App and web page records:
::::::::

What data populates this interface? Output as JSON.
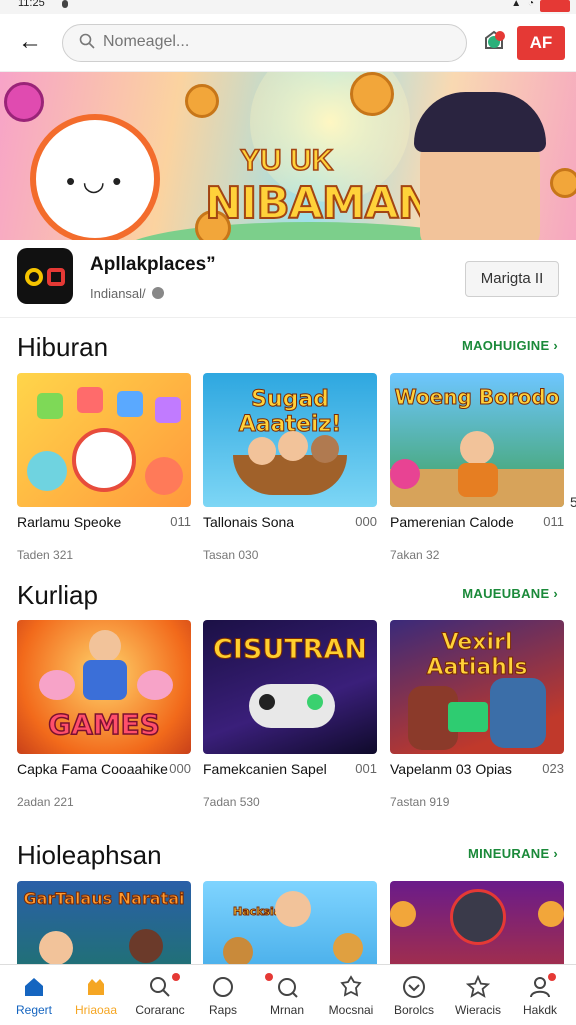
{
  "status": {
    "time": "11:25"
  },
  "header": {
    "search_placeholder": "Nomeagel...",
    "badge_label": "AF"
  },
  "banner": {
    "title_top": "YU UK",
    "title_main": "NIBAMAN"
  },
  "app": {
    "name": "Apllakplaces”",
    "subtitle": "Indiansal/",
    "action_label": "Marigta II",
    "edge_text": "5"
  },
  "sections": [
    {
      "title": "Hiburan",
      "more": "MAOHUIGINE",
      "cards": [
        {
          "name": "Rarlamu Speoke",
          "count": "011",
          "sub": "Taden 321",
          "thumb_text": ""
        },
        {
          "name": "Tallonais Sona",
          "count": "000",
          "sub": "Tasan 030",
          "thumb_text": "Sugad Aaateiz!"
        },
        {
          "name": "Pamerenian Calode",
          "count": "011",
          "sub": "7akan 32",
          "thumb_text": "Woeng Borodo"
        }
      ]
    },
    {
      "title": "Kurliap",
      "more": "MAUEUBANE",
      "cards": [
        {
          "name": "Capka Fama Cooaahike",
          "count": "000",
          "sub": "2adan 221",
          "thumb_text": "GAMES"
        },
        {
          "name": "Famekcanien Sapel",
          "count": "001",
          "sub": "7adan 530",
          "thumb_text": "CISUTRAN"
        },
        {
          "name": "Vapelanm 03 Opias",
          "count": "023",
          "sub": "7astan 919",
          "thumb_text": "Vexirl Aatiahls"
        }
      ]
    },
    {
      "title": "Hioleaphsan",
      "more": "MINEURANE",
      "cards": [
        {
          "thumb_text": "GarTalaus Naratai"
        },
        {
          "thumb_text": "Hacksia"
        },
        {
          "thumb_text": ""
        }
      ]
    }
  ],
  "tabs": [
    {
      "label": "Regert",
      "icon": "home-icon",
      "active": true
    },
    {
      "label": "Hriaoaa",
      "icon": "bag-icon",
      "active": false
    },
    {
      "label": "Coraranc",
      "icon": "search-icon",
      "active": false
    },
    {
      "label": "Raps",
      "icon": "circle-icon",
      "active": false
    },
    {
      "label": "Mrnan",
      "icon": "search-icon",
      "active": false
    },
    {
      "label": "Mocsnai",
      "icon": "puzzle-icon",
      "active": false
    },
    {
      "label": "Borolcs",
      "icon": "chevron-circle-icon",
      "active": false
    },
    {
      "label": "Wieracis",
      "icon": "star-icon",
      "active": false
    },
    {
      "label": "Hakdk",
      "icon": "user-icon",
      "active": false
    }
  ],
  "colors": {
    "accent": "#e53935",
    "link_green": "#1b8a3a",
    "tab_active": "#1565c0",
    "tab_active_label": "#f5a623"
  }
}
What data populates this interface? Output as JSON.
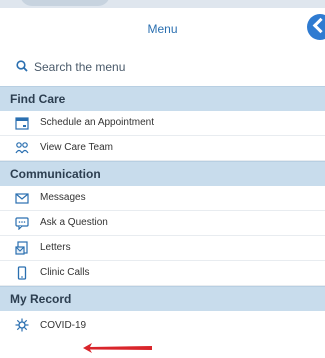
{
  "header": {
    "title": "Menu"
  },
  "search": {
    "placeholder": "Search the menu"
  },
  "sections": [
    {
      "title": "Find Care",
      "items": [
        {
          "label": "Schedule an Appointment",
          "icon": "calendar-icon"
        },
        {
          "label": "View Care Team",
          "icon": "care-team-icon"
        }
      ]
    },
    {
      "title": "Communication",
      "items": [
        {
          "label": "Messages",
          "icon": "envelope-icon"
        },
        {
          "label": "Ask a Question",
          "icon": "chat-bubble-icon"
        },
        {
          "label": "Letters",
          "icon": "letter-icon"
        },
        {
          "label": "Clinic Calls",
          "icon": "phone-icon"
        }
      ]
    },
    {
      "title": "My Record",
      "items": [
        {
          "label": "COVID-19",
          "icon": "virus-icon"
        }
      ]
    }
  ],
  "colors": {
    "accent": "#2a6fb0",
    "section_bg": "#c8dcec",
    "annotation_arrow": "#d9252b"
  }
}
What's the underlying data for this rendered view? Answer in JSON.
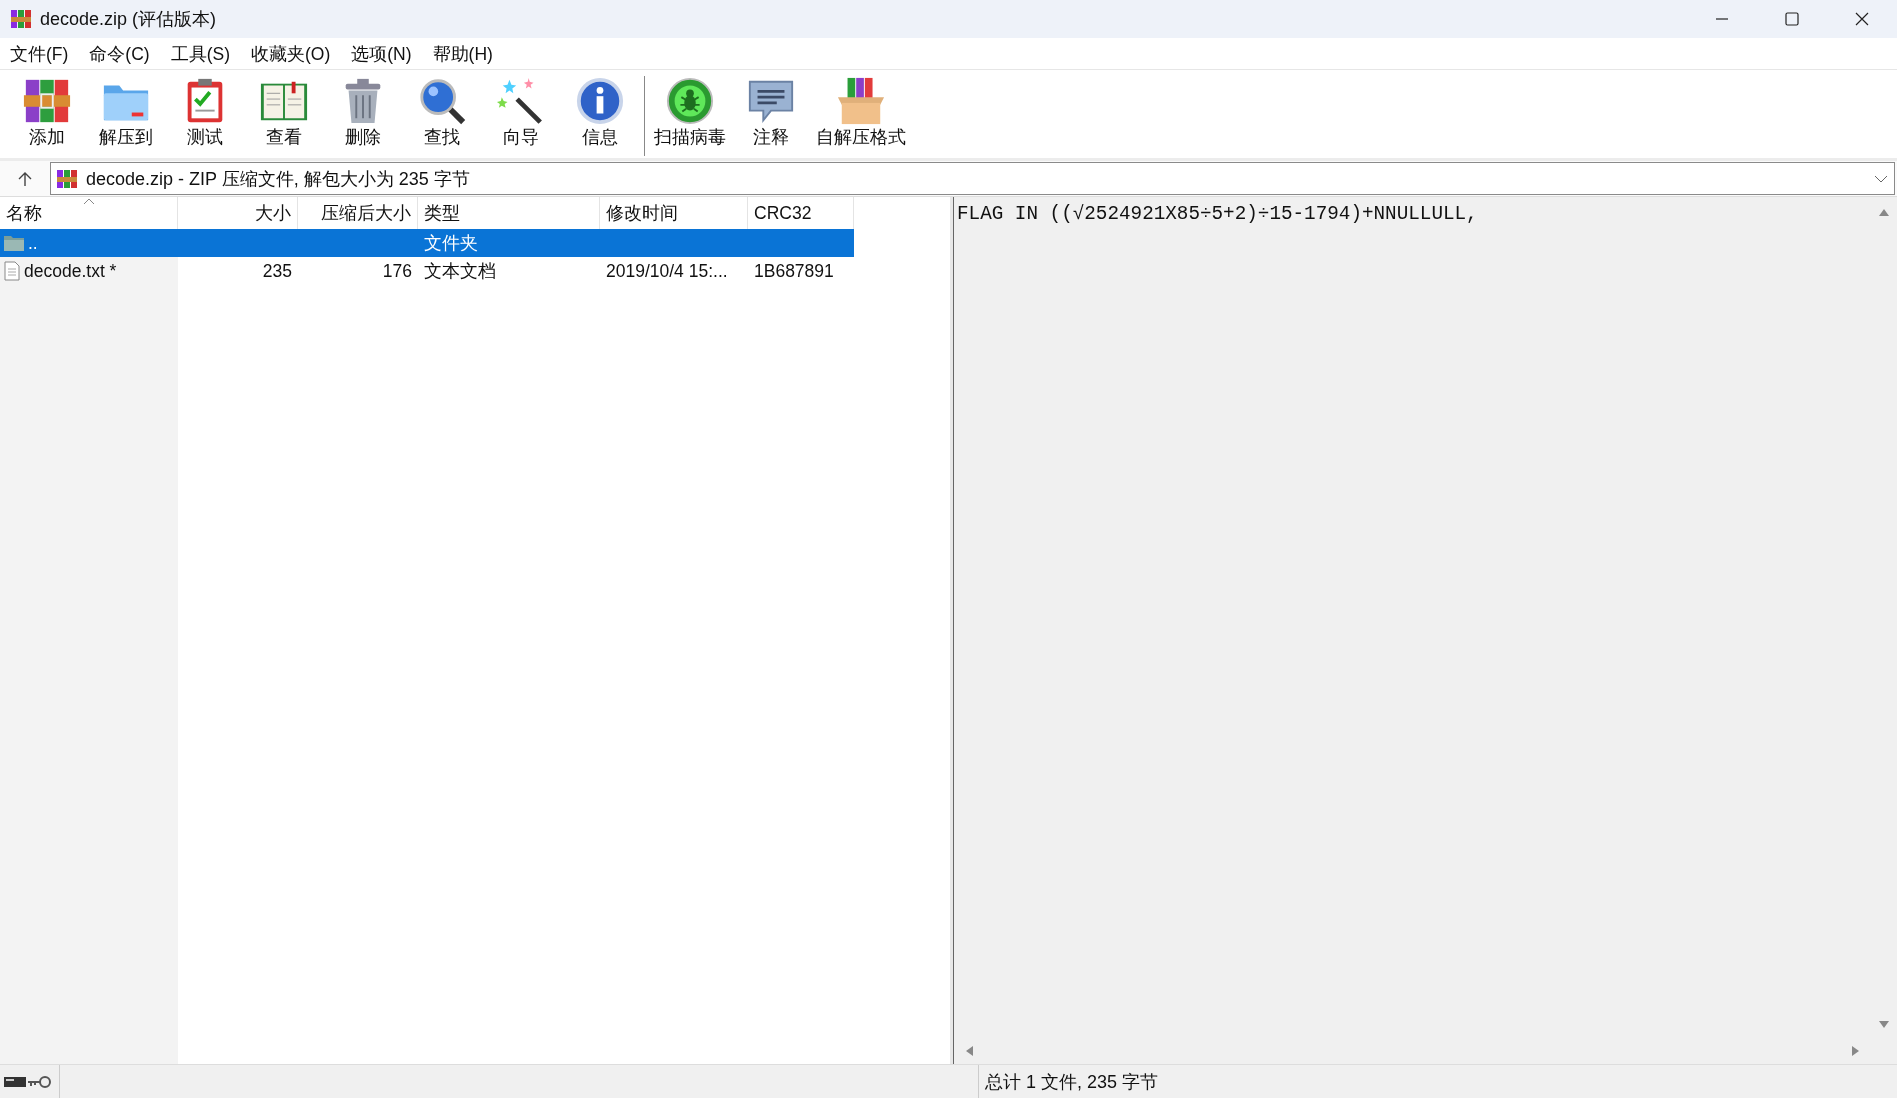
{
  "window": {
    "title": "decode.zip (评估版本)"
  },
  "menu": [
    "文件(F)",
    "命令(C)",
    "工具(S)",
    "收藏夹(O)",
    "选项(N)",
    "帮助(H)"
  ],
  "toolbar": [
    {
      "kind": "add",
      "label": "添加"
    },
    {
      "kind": "extract",
      "label": "解压到"
    },
    {
      "kind": "test",
      "label": "测试"
    },
    {
      "kind": "view",
      "label": "查看"
    },
    {
      "kind": "delete",
      "label": "删除"
    },
    {
      "kind": "find",
      "label": "查找"
    },
    {
      "kind": "wizard",
      "label": "向导"
    },
    {
      "kind": "info",
      "label": "信息"
    },
    {
      "kind": "separator"
    },
    {
      "kind": "virus",
      "label": "扫描病毒"
    },
    {
      "kind": "comment",
      "label": "注释"
    },
    {
      "kind": "sfx",
      "label": "自解压格式"
    }
  ],
  "address": {
    "text": "decode.zip - ZIP 压缩文件, 解包大小为 235 字节"
  },
  "table": {
    "columns": [
      {
        "label": "名称"
      },
      {
        "label": "大小"
      },
      {
        "label": "压缩后大小"
      },
      {
        "label": "类型"
      },
      {
        "label": "修改时间"
      },
      {
        "label": "CRC32"
      }
    ],
    "rows": [
      {
        "kind": "folder",
        "selected": true,
        "cells": [
          "..",
          "",
          "",
          "文件夹",
          "",
          ""
        ]
      },
      {
        "kind": "file",
        "selected": false,
        "cells": [
          "decode.txt *",
          "235",
          "176",
          "文本文档",
          "2019/10/4 15:...",
          "1B687891"
        ]
      }
    ]
  },
  "comment": {
    "text": "FLAG IN ((√2524921X85÷5+2)÷15-1794)+NNULLULL,"
  },
  "status_bar": {
    "text": "总计 1 文件, 235 字节"
  }
}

::::::::

§ **Your task**
Using the data above, count every line that contains the word "circle", then give the count and nothing more.

§ **Answer to this task**
2